======== Stored data ========

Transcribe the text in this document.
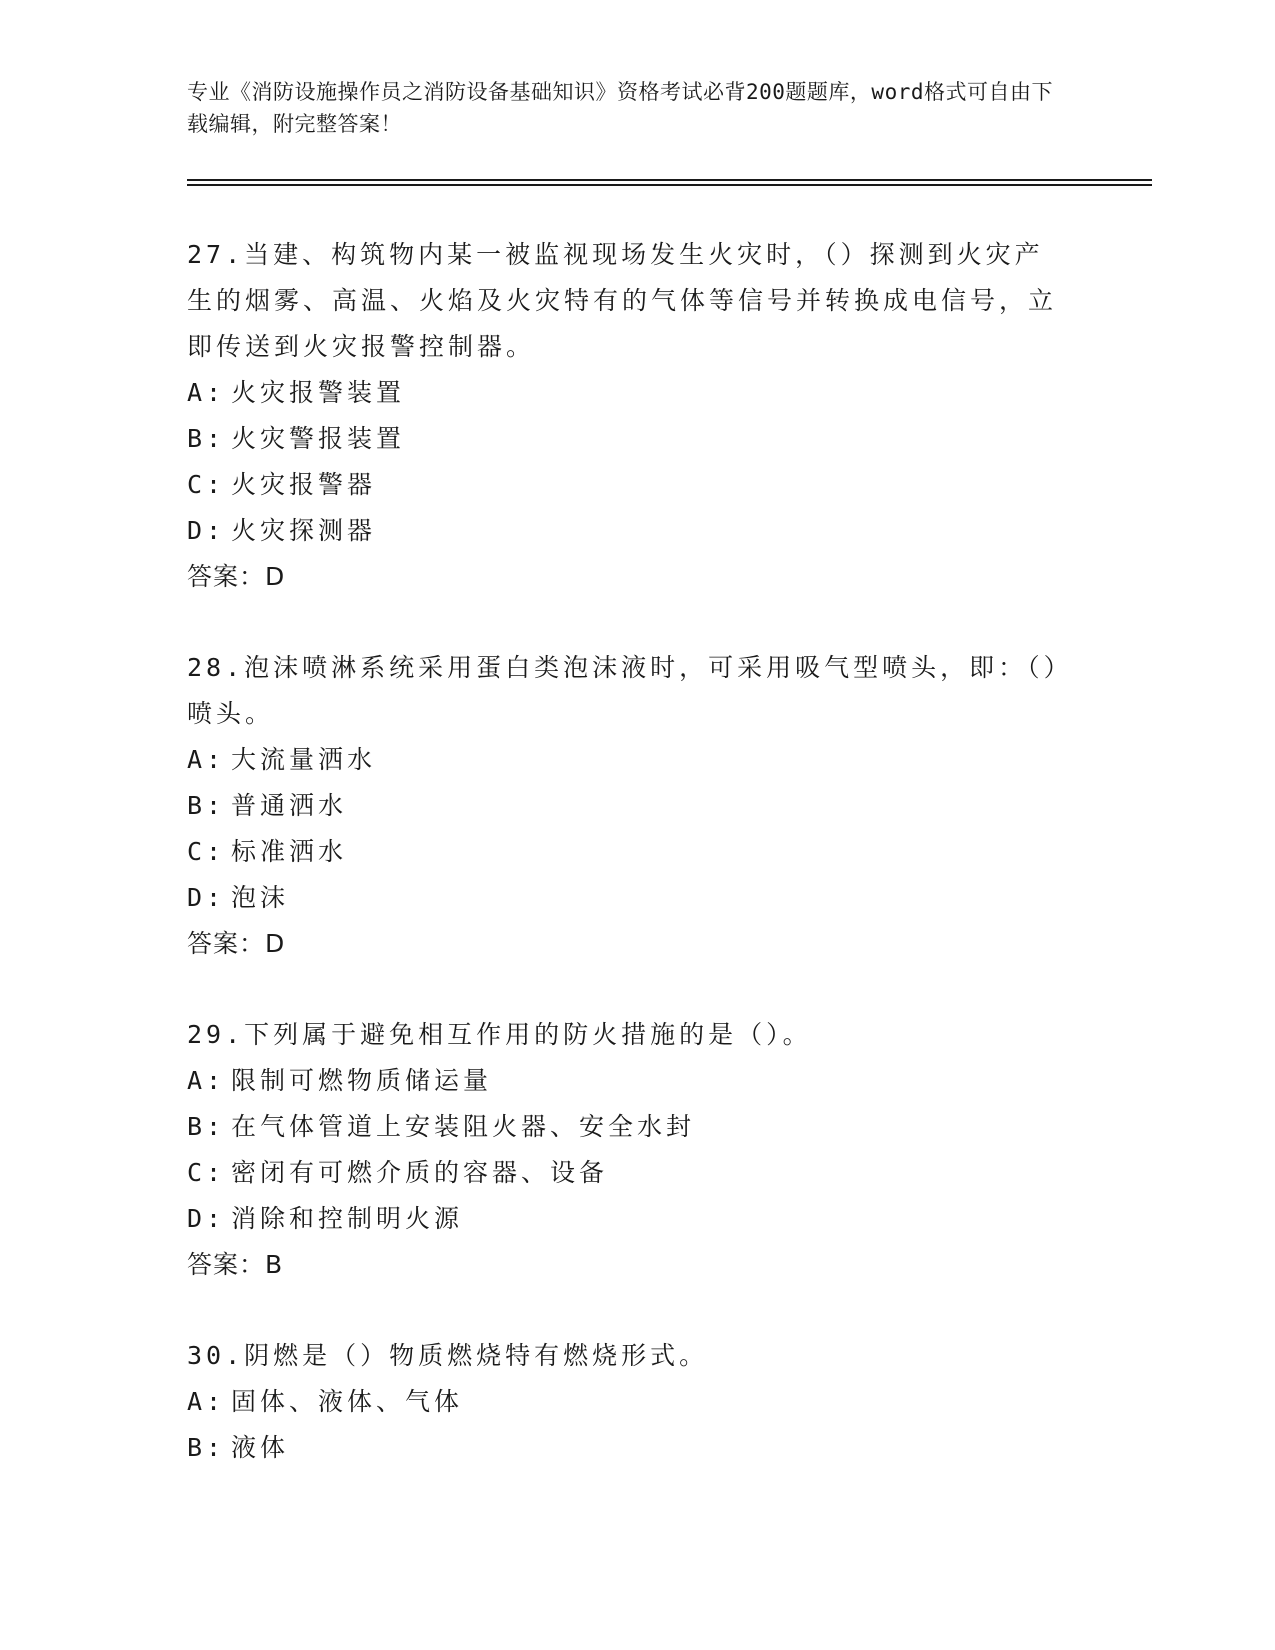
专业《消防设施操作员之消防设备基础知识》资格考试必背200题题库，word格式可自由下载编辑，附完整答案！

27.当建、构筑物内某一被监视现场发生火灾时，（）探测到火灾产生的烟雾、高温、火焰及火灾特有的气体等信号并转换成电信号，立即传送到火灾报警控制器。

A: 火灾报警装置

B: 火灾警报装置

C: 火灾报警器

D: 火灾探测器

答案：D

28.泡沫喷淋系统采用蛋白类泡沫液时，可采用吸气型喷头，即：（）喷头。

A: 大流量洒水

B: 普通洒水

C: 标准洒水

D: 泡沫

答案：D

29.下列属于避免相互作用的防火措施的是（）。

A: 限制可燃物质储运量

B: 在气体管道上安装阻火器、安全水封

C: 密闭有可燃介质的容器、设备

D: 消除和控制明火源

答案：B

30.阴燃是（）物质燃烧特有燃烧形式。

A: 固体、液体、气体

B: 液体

========

## What this task involves
Replicate the material above verbatim; images stay out of the copy.

## Output for this exercise
Transcribe the text in this document.
专业《消防设施操作员之消防设备基础知识》资格考试必背200题题库，word格式可自由下载编辑，附完整答案！

27.当建、构筑物内某一被监视现场发生火灾时，（）探测到火灾产生的烟雾、高温、火焰及火灾特有的气体等信号并转换成电信号，立即传送到火灾报警控制器。

A: 火灾报警装置

B: 火灾警报装置

C: 火灾报警器

D: 火灾探测器

答案：D

28.泡沫喷淋系统采用蛋白类泡沫液时，可采用吸气型喷头，即：（）喷头。

A: 大流量洒水

B: 普通洒水

C: 标准洒水

D: 泡沫

答案：D

29.下列属于避免相互作用的防火措施的是（）。

A: 限制可燃物质储运量

B: 在气体管道上安装阻火器、安全水封

C: 密闭有可燃介质的容器、设备

D: 消除和控制明火源

答案：B

30.阴燃是（）物质燃烧特有燃烧形式。

A: 固体、液体、气体

B: 液体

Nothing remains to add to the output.